■ STATED GOAL ■
Could you transcribe every record below exactly as written, leaving out any pictures?

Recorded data
=-=-=-=-=

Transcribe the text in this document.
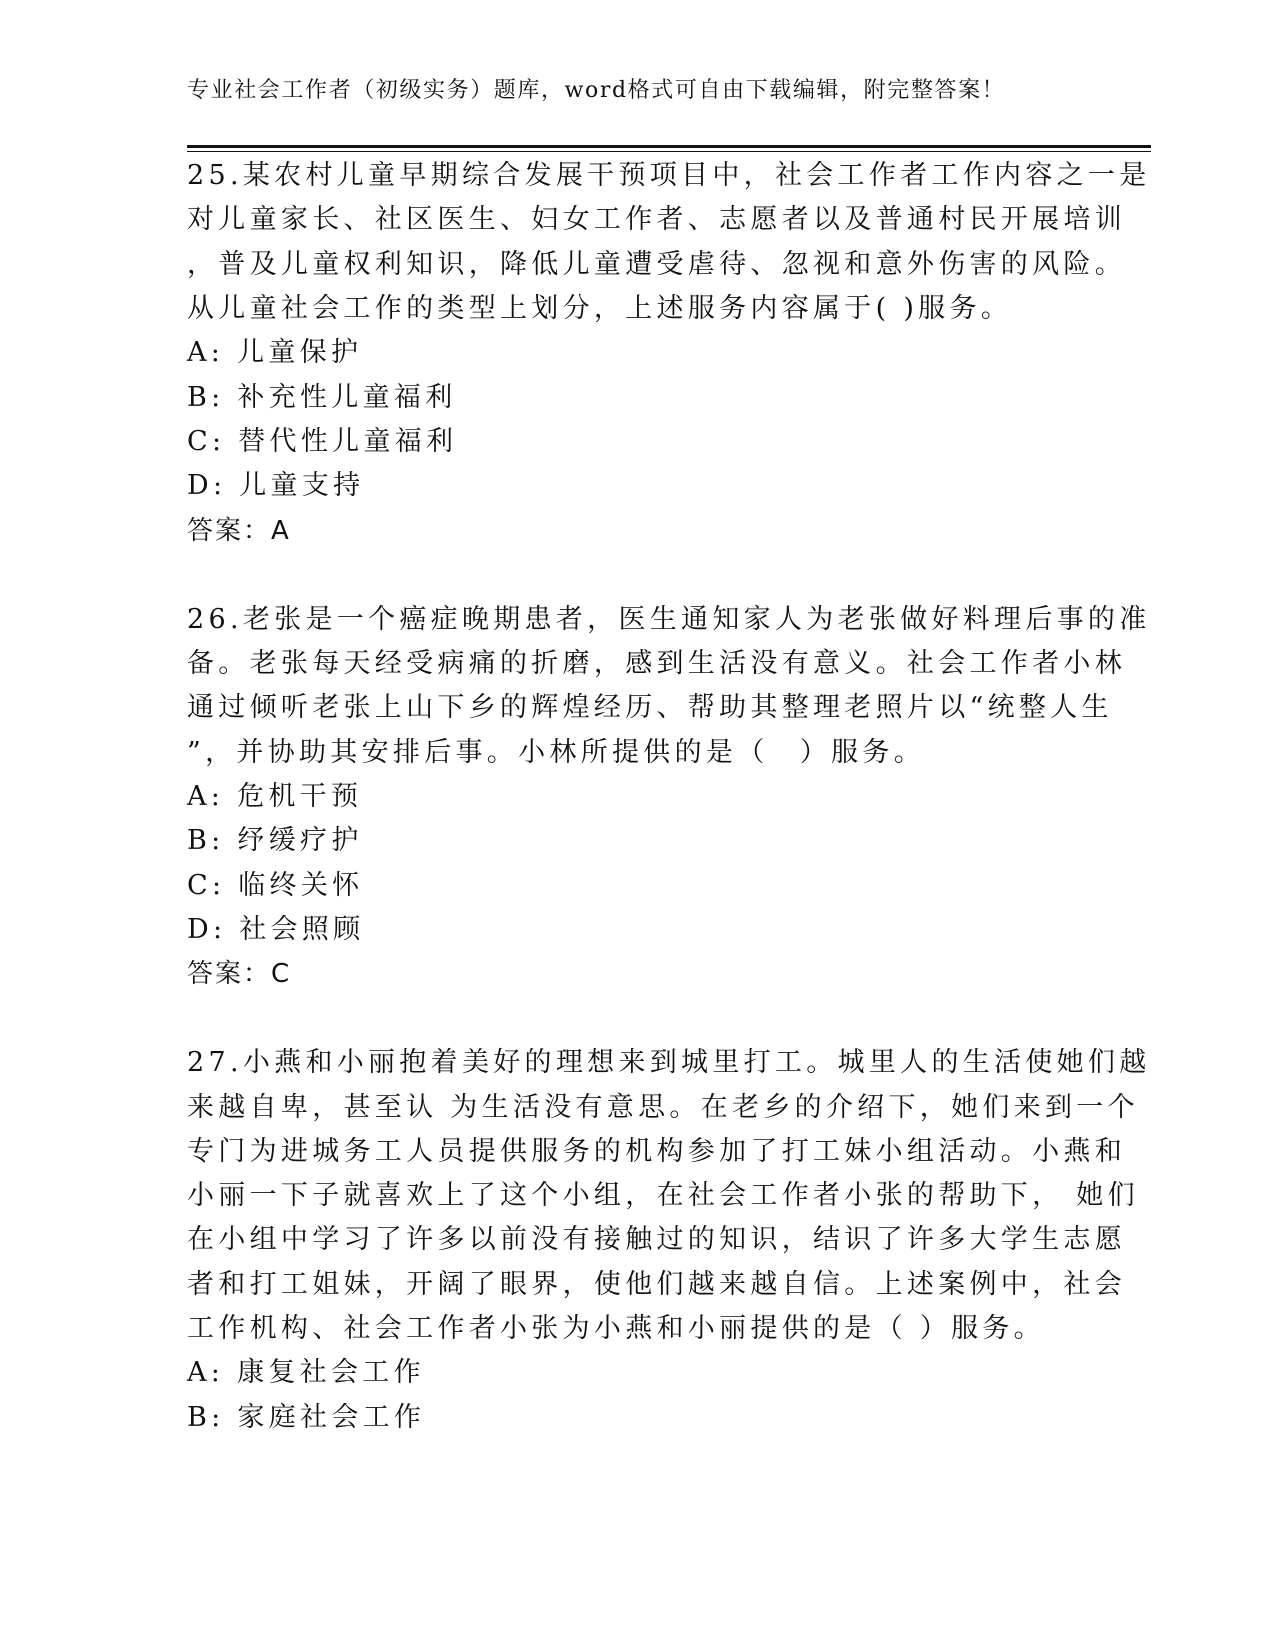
专业社会工作者（初级实务）题库，word格式可自由下载编辑，附完整答案！
25.某农村儿童早期综合发展干预项目中，社会工作者工作内容之一是
对儿童家长、社区医生、妇女工作者、志愿者以及普通村民开展培训
，普及儿童权利知识，降低儿童遭受虐待、忽视和意外伤害的风险。
从儿童社会工作的类型上划分，上述服务内容属于( )服务。
A: 儿童保护
B: 补充性儿童福利
C: 替代性儿童福利
D: 儿童支持
答案：A
26.老张是一个癌症晚期患者，医生通知家人为老张做好料理后事的准
备。老张每天经受病痛的折磨，感到生活没有意义。社会工作者小林
通过倾听老张上山下乡的辉煌经历、帮助其整理老照片以“统整人生
”，并协助其安排后事。小林所提供的是（　）服务。
A: 危机干预
B: 纾缓疗护
C: 临终关怀
D: 社会照顾
答案：C
27.小燕和小丽抱着美好的理想来到城里打工。城里人的生活使她们越
来越自卑，甚至认 为生活没有意思。在老乡的介绍下，她们来到一个
专门为进城务工人员提供服务的机构参加了打工妹小组活动。小燕和
小丽一下子就喜欢上了这个小组，在社会工作者小张的帮助下， 她们
在小组中学习了许多以前没有接触过的知识，结识了许多大学生志愿
者和打工姐妹，开阔了眼界，使他们越来越自信。上述案例中，社会
工作机构、社会工作者小张为小燕和小丽提供的是（ ）服务。
A: 康复社会工作
B: 家庭社会工作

=-=-=-=-=

■ RESPONSE ■
Transcribe the text in this document.
专业社会工作者（初级实务）题库，word格式可自由下载编辑，附完整答案！
25.某农村儿童早期综合发展干预项目中，社会工作者工作内容之一是
对儿童家长、社区医生、妇女工作者、志愿者以及普通村民开展培训
，普及儿童权利知识，降低儿童遭受虐待、忽视和意外伤害的风险。
从儿童社会工作的类型上划分，上述服务内容属于( )服务。
A: 儿童保护
B: 补充性儿童福利
C: 替代性儿童福利
D: 儿童支持
答案：A
26.老张是一个癌症晚期患者，医生通知家人为老张做好料理后事的准
备。老张每天经受病痛的折磨，感到生活没有意义。社会工作者小林
通过倾听老张上山下乡的辉煌经历、帮助其整理老照片以“统整人生
”，并协助其安排后事。小林所提供的是（　）服务。
A: 危机干预
B: 纾缓疗护
C: 临终关怀
D: 社会照顾
答案：C
27.小燕和小丽抱着美好的理想来到城里打工。城里人的生活使她们越
来越自卑，甚至认 为生活没有意思。在老乡的介绍下，她们来到一个
专门为进城务工人员提供服务的机构参加了打工妹小组活动。小燕和
小丽一下子就喜欢上了这个小组，在社会工作者小张的帮助下， 她们
在小组中学习了许多以前没有接触过的知识，结识了许多大学生志愿
者和打工姐妹，开阔了眼界，使他们越来越自信。上述案例中，社会
工作机构、社会工作者小张为小燕和小丽提供的是（ ）服务。
A: 康复社会工作
B: 家庭社会工作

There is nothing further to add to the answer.